→ Set task:
Reproduce all records verbatim.

Items listed in a dataset:
▼

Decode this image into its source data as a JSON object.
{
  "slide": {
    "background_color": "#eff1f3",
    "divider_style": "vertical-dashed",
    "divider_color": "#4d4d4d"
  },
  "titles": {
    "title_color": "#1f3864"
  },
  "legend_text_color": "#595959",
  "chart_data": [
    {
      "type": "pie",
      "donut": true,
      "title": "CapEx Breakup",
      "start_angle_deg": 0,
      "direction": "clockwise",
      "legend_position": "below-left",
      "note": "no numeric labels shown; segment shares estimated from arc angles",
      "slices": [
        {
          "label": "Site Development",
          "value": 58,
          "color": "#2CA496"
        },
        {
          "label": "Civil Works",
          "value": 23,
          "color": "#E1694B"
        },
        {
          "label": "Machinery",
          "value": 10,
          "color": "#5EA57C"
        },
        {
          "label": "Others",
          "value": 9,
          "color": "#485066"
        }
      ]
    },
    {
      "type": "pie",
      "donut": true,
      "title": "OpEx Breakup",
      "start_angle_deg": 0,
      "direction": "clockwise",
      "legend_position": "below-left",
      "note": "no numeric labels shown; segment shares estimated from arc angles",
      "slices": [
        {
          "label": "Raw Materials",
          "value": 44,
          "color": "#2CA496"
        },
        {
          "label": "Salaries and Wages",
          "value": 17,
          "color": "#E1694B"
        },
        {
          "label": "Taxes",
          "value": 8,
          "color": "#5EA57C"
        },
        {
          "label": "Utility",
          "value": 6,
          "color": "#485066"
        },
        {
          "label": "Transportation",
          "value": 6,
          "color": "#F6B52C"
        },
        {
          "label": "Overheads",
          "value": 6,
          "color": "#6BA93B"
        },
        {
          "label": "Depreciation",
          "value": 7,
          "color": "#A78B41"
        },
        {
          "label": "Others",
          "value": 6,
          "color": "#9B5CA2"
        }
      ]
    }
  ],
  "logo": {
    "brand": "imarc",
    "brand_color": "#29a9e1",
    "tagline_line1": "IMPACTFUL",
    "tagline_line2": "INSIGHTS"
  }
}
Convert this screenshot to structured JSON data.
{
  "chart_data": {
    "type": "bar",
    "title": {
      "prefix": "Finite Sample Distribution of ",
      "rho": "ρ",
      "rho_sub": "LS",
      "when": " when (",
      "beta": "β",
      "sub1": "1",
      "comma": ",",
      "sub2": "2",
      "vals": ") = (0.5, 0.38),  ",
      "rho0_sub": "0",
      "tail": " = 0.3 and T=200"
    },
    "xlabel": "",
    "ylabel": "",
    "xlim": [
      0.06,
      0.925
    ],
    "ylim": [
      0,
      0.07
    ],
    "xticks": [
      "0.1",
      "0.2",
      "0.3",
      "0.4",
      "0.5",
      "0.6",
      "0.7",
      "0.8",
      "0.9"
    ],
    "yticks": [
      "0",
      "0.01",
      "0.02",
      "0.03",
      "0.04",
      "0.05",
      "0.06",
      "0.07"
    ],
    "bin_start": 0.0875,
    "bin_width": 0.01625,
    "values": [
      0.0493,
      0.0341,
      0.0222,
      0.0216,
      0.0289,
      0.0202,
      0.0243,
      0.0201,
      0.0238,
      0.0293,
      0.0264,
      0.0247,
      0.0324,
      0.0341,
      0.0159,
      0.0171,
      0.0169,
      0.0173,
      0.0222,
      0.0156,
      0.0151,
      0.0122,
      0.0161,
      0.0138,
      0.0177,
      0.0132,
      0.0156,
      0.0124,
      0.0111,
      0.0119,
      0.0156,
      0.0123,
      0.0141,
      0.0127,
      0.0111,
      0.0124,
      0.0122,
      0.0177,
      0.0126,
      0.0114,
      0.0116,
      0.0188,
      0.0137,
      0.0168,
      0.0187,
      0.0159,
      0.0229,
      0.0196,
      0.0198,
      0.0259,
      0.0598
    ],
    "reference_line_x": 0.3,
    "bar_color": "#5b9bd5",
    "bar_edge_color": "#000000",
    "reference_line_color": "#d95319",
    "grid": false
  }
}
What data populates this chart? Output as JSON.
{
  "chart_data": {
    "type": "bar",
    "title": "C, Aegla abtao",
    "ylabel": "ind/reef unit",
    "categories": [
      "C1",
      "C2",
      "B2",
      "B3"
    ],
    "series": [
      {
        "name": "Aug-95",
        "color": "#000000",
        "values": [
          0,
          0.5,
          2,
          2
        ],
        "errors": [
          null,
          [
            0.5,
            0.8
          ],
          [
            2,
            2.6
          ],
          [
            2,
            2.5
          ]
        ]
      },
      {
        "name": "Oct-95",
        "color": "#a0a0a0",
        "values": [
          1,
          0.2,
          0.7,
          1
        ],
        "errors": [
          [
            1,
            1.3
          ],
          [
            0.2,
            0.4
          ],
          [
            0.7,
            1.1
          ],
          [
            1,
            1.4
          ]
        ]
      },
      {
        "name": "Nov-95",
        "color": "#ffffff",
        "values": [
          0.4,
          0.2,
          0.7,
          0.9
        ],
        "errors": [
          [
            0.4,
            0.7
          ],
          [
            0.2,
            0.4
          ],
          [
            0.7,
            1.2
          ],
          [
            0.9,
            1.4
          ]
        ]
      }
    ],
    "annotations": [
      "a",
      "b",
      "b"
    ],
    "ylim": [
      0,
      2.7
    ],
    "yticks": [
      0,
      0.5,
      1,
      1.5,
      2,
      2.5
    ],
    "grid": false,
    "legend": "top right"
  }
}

▲

→ Task response:
Decode this image into its source data as a JSON object.
{
  "slide": {
    "background_color": "#eff1f3",
    "divider_style": "vertical-dashed",
    "divider_color": "#4d4d4d"
  },
  "titles": {
    "title_color": "#1f3864"
  },
  "legend_text_color": "#595959",
  "chart_data": [
    {
      "type": "pie",
      "donut": true,
      "title": "CapEx Breakup",
      "start_angle_deg": 0,
      "direction": "clockwise",
      "legend_position": "below-left",
      "note": "no numeric labels shown; segment shares estimated from arc angles",
      "slices": [
        {
          "label": "Site Development",
          "value": 58,
          "color": "#2CA496"
        },
        {
          "label": "Civil Works",
          "value": 23,
          "color": "#E1694B"
        },
        {
          "label": "Machinery",
          "value": 10,
          "color": "#5EA57C"
        },
        {
          "label": "Others",
          "value": 9,
          "color": "#485066"
        }
      ]
    },
    {
      "type": "pie",
      "donut": true,
      "title": "OpEx Breakup",
      "start_angle_deg": 0,
      "direction": "clockwise",
      "legend_position": "below-left",
      "note": "no numeric labels shown; segment shares estimated from arc angles",
      "slices": [
        {
          "label": "Raw Materials",
          "value": 44,
          "color": "#2CA496"
        },
        {
          "label": "Salaries and Wages",
          "value": 17,
          "color": "#E1694B"
        },
        {
          "label": "Taxes",
          "value": 8,
          "color": "#5EA57C"
        },
        {
          "label": "Utility",
          "value": 6,
          "color": "#485066"
        },
        {
          "label": "Transportation",
          "value": 6,
          "color": "#F6B52C"
        },
        {
          "label": "Overheads",
          "value": 6,
          "color": "#6BA93B"
        },
        {
          "label": "Depreciation",
          "value": 7,
          "color": "#A78B41"
        },
        {
          "label": "Others",
          "value": 6,
          "color": "#9B5CA2"
        }
      ]
    }
  ],
  "logo": {
    "brand": "imarc",
    "brand_color": "#29a9e1",
    "tagline_line1": "IMPACTFUL",
    "tagline_line2": "INSIGHTS"
  }
}
Convert this screenshot to structured JSON data.
{
  "chart_data": {
    "type": "bar",
    "title": {
      "prefix": "Finite Sample Distribution of ",
      "rho": "ρ",
      "rho_sub": "LS",
      "when": " when (",
      "beta": "β",
      "sub1": "1",
      "comma": ",",
      "sub2": "2",
      "vals": ") = (0.5, 0.38),  ",
      "rho0_sub": "0",
      "tail": " = 0.3 and T=200"
    },
    "xlabel": "",
    "ylabel": "",
    "xlim": [
      0.06,
      0.925
    ],
    "ylim": [
      0,
      0.07
    ],
    "xticks": [
      "0.1",
      "0.2",
      "0.3",
      "0.4",
      "0.5",
      "0.6",
      "0.7",
      "0.8",
      "0.9"
    ],
    "yticks": [
      "0",
      "0.01",
      "0.02",
      "0.03",
      "0.04",
      "0.05",
      "0.06",
      "0.07"
    ],
    "bin_start": 0.0875,
    "bin_width": 0.01625,
    "values": [
      0.0493,
      0.0341,
      0.0222,
      0.0216,
      0.0289,
      0.0202,
      0.0243,
      0.0201,
      0.0238,
      0.0293,
      0.0264,
      0.0247,
      0.0324,
      0.0341,
      0.0159,
      0.0171,
      0.0169,
      0.0173,
      0.0222,
      0.0156,
      0.0151,
      0.0122,
      0.0161,
      0.0138,
      0.0177,
      0.0132,
      0.0156,
      0.0124,
      0.0111,
      0.0119,
      0.0156,
      0.0123,
      0.0141,
      0.0127,
      0.0111,
      0.0124,
      0.0122,
      0.0177,
      0.0126,
      0.0114,
      0.0116,
      0.0188,
      0.0137,
      0.0168,
      0.0187,
      0.0159,
      0.0229,
      0.0196,
      0.0198,
      0.0259,
      0.0598
    ],
    "reference_line_x": 0.3,
    "bar_color": "#5b9bd5",
    "bar_edge_color": "#000000",
    "reference_line_color": "#d95319",
    "grid": false
  }
}
What data populates this chart? Output as JSON.
{
  "chart_data": {
    "type": "bar",
    "title": "C, Aegla abtao",
    "ylabel": "ind/reef unit",
    "categories": [
      "C1",
      "C2",
      "B2",
      "B3"
    ],
    "series": [
      {
        "name": "Aug-95",
        "color": "#000000",
        "values": [
          0,
          0.5,
          2,
          2
        ],
        "errors": [
          null,
          [
            0.5,
            0.8
          ],
          [
            2,
            2.6
          ],
          [
            2,
            2.5
          ]
        ]
      },
      {
        "name": "Oct-95",
        "color": "#a0a0a0",
        "values": [
          1,
          0.2,
          0.7,
          1
        ],
        "errors": [
          [
            1,
            1.3
          ],
          [
            0.2,
            0.4
          ],
          [
            0.7,
            1.1
          ],
          [
            1,
            1.4
          ]
        ]
      },
      {
        "name": "Nov-95",
        "color": "#ffffff",
        "values": [
          0.4,
          0.2,
          0.7,
          0.9
        ],
        "errors": [
          [
            0.4,
            0.7
          ],
          [
            0.2,
            0.4
          ],
          [
            0.7,
            1.2
          ],
          [
            0.9,
            1.4
          ]
        ]
      }
    ],
    "annotations": [
      "a",
      "b",
      "b"
    ],
    "ylim": [
      0,
      2.7
    ],
    "yticks": [
      0,
      0.5,
      1,
      1.5,
      2,
      2.5
    ],
    "grid": false,
    "legend": "top right"
  }
}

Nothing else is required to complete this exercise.